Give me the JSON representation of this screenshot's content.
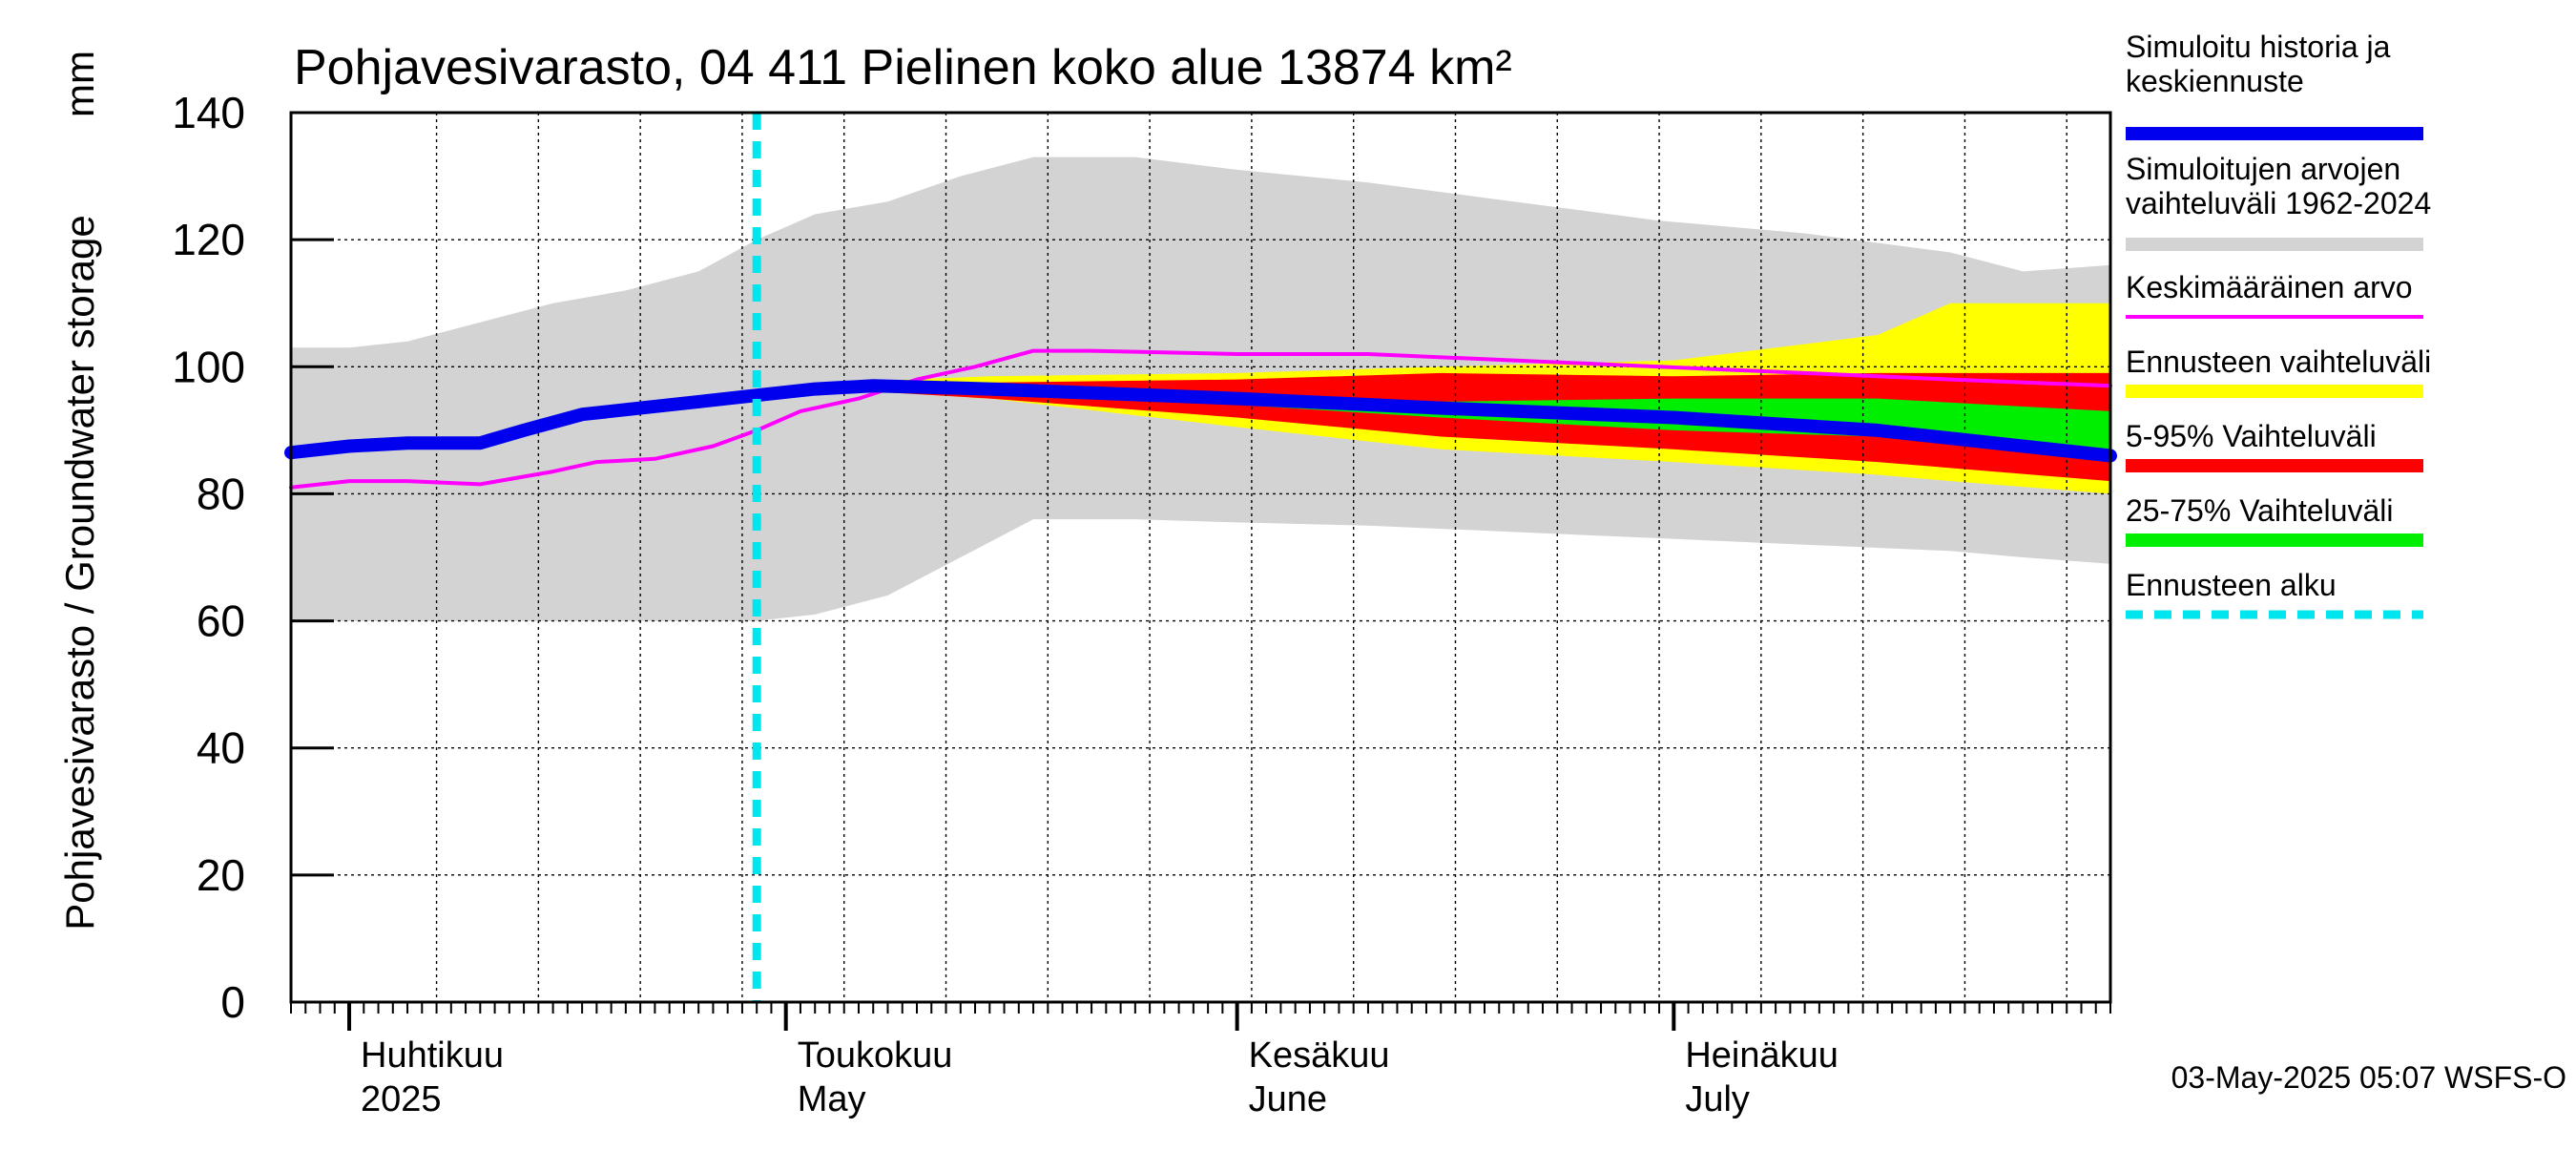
{
  "chart_data": {
    "type": "area",
    "title": "Pohjavesivarasto, 04 411 Pielinen koko alue 13874 km²",
    "ylabel": "Pohjavesivarasto / Groundwater storage",
    "yunit": "mm",
    "ylim": [
      0,
      140
    ],
    "yticks": [
      0,
      20,
      40,
      60,
      80,
      100,
      120,
      140
    ],
    "xlim": [
      "2025-03-28",
      "2025-07-31"
    ],
    "grid": true,
    "legend_position": "right",
    "x_axis_labels": [
      {
        "fi": "Huhtikuu",
        "en": "2025",
        "date": "2025-04-01"
      },
      {
        "fi": "Toukokuu",
        "en": "May",
        "date": "2025-05-01"
      },
      {
        "fi": "Kesäkuu",
        "en": "June",
        "date": "2025-06-01"
      },
      {
        "fi": "Heinäkuu",
        "en": "July",
        "date": "2025-07-01"
      }
    ],
    "forecast_start": "2025-04-29",
    "legend": [
      {
        "label_lines": [
          "Simuloitu historia ja",
          "keskiennuste"
        ],
        "color": "#0000ee",
        "style": "thick"
      },
      {
        "label_lines": [
          "Simuloitujen arvojen",
          "vaihteluväli 1962-2024"
        ],
        "color": "#d3d3d3",
        "style": "thick"
      },
      {
        "label_lines": [
          "Keskimääräinen arvo"
        ],
        "color": "#ff00ff",
        "style": "thin"
      },
      {
        "label_lines": [
          "Ennusteen vaihteluväli"
        ],
        "color": "#ffff00",
        "style": "thick"
      },
      {
        "label_lines": [
          "5-95% Vaihteluväli"
        ],
        "color": "#ff0000",
        "style": "thick"
      },
      {
        "label_lines": [
          "25-75% Vaihteluväli"
        ],
        "color": "#00ee00",
        "style": "thick"
      },
      {
        "label_lines": [
          "Ennusteen alku"
        ],
        "color": "#00e5ee",
        "style": "dashed"
      }
    ],
    "series": [
      {
        "name": "Simuloitujen arvojen vaihteluväli 1962-2024",
        "kind": "band",
        "color": "#d3d3d3",
        "x": [
          "2025-03-28",
          "2025-04-01",
          "2025-04-05",
          "2025-04-10",
          "2025-04-15",
          "2025-04-20",
          "2025-04-25",
          "2025-04-29",
          "2025-05-03",
          "2025-05-08",
          "2025-05-13",
          "2025-05-18",
          "2025-05-25",
          "2025-06-01",
          "2025-06-10",
          "2025-06-20",
          "2025-06-30",
          "2025-07-10",
          "2025-07-20",
          "2025-07-25",
          "2025-07-31"
        ],
        "lower": [
          60,
          60,
          60,
          60,
          60,
          60,
          60,
          60,
          61,
          64,
          70,
          76,
          76,
          75.5,
          75,
          74,
          73,
          72,
          71,
          70,
          69
        ],
        "upper": [
          103,
          103,
          104,
          107,
          110,
          112,
          115,
          120,
          124,
          126,
          130,
          133,
          133,
          131,
          129,
          126,
          123,
          121,
          118,
          115,
          116
        ]
      },
      {
        "name": "Ennusteen vaihteluväli",
        "kind": "band",
        "color": "#ffff00",
        "x": [
          "2025-05-04",
          "2025-05-15",
          "2025-06-01",
          "2025-06-15",
          "2025-07-01",
          "2025-07-15",
          "2025-07-20",
          "2025-07-31"
        ],
        "lower": [
          96.5,
          95,
          90.5,
          87,
          85,
          83,
          82,
          80
        ],
        "upper": [
          97.5,
          98.5,
          99,
          100,
          101,
          105,
          110,
          110
        ]
      },
      {
        "name": "5-95% Vaihteluväli",
        "kind": "band",
        "color": "#ff0000",
        "x": [
          "2025-05-04",
          "2025-05-15",
          "2025-06-01",
          "2025-06-15",
          "2025-07-01",
          "2025-07-15",
          "2025-07-31"
        ],
        "lower": [
          96.5,
          95,
          92,
          89,
          87,
          85,
          82
        ],
        "upper": [
          97,
          97.5,
          98,
          99,
          98.5,
          99,
          99
        ]
      },
      {
        "name": "25-75% Vaihteluväli",
        "kind": "band",
        "color": "#00ee00",
        "x": [
          "2025-05-04",
          "2025-05-15",
          "2025-06-01",
          "2025-06-15",
          "2025-07-01",
          "2025-07-15",
          "2025-07-31"
        ],
        "lower": [
          96.5,
          95.5,
          94,
          92,
          90,
          89,
          87
        ],
        "upper": [
          97,
          96.5,
          95.5,
          94.5,
          95,
          95,
          93
        ]
      },
      {
        "name": "Keskimääräinen arvo",
        "kind": "line",
        "color": "#ff00ff",
        "x": [
          "2025-03-28",
          "2025-04-01",
          "2025-04-05",
          "2025-04-10",
          "2025-04-15",
          "2025-04-18",
          "2025-04-22",
          "2025-04-26",
          "2025-04-29",
          "2025-05-02",
          "2025-05-06",
          "2025-05-10",
          "2025-05-14",
          "2025-05-18",
          "2025-05-22",
          "2025-06-01",
          "2025-06-10",
          "2025-06-20",
          "2025-06-30",
          "2025-07-10",
          "2025-07-20",
          "2025-07-31"
        ],
        "y": [
          81,
          82,
          82,
          81.5,
          83.5,
          85,
          85.5,
          87.5,
          90,
          93,
          95,
          98,
          100,
          102.5,
          102.5,
          102,
          102,
          101,
          100,
          99,
          98,
          97
        ]
      },
      {
        "name": "Simuloitu historia ja keskiennuste",
        "kind": "line",
        "color": "#0000ee",
        "x": [
          "2025-03-28",
          "2025-04-01",
          "2025-04-05",
          "2025-04-10",
          "2025-04-13",
          "2025-04-17",
          "2025-04-21",
          "2025-04-25",
          "2025-04-29",
          "2025-05-03",
          "2025-05-07",
          "2025-05-15",
          "2025-06-01",
          "2025-06-15",
          "2025-07-01",
          "2025-07-15",
          "2025-07-31"
        ],
        "y": [
          86.5,
          87.5,
          88,
          88,
          90,
          92.5,
          93.5,
          94.5,
          95.5,
          96.5,
          97,
          96.5,
          95,
          93.5,
          92,
          90,
          86
        ]
      }
    ]
  },
  "footer": {
    "timestamp": "03-May-2025 05:07 WSFS-O"
  }
}
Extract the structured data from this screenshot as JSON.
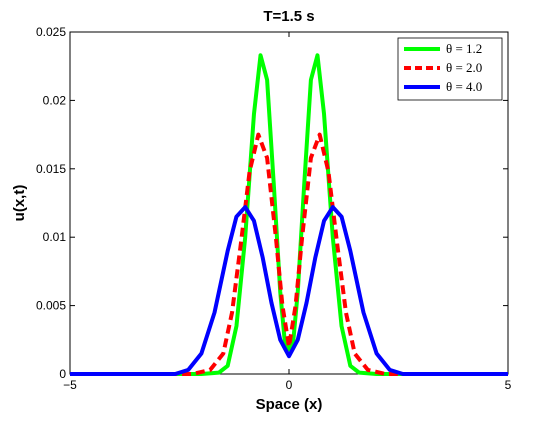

→ **Stated goal**
Whichever lines contain the string "historia", select and copy them.

→ **Final answer**
          "Simuloitu historia ja",
        "name": "Simuloitu historia ja keskiennuste",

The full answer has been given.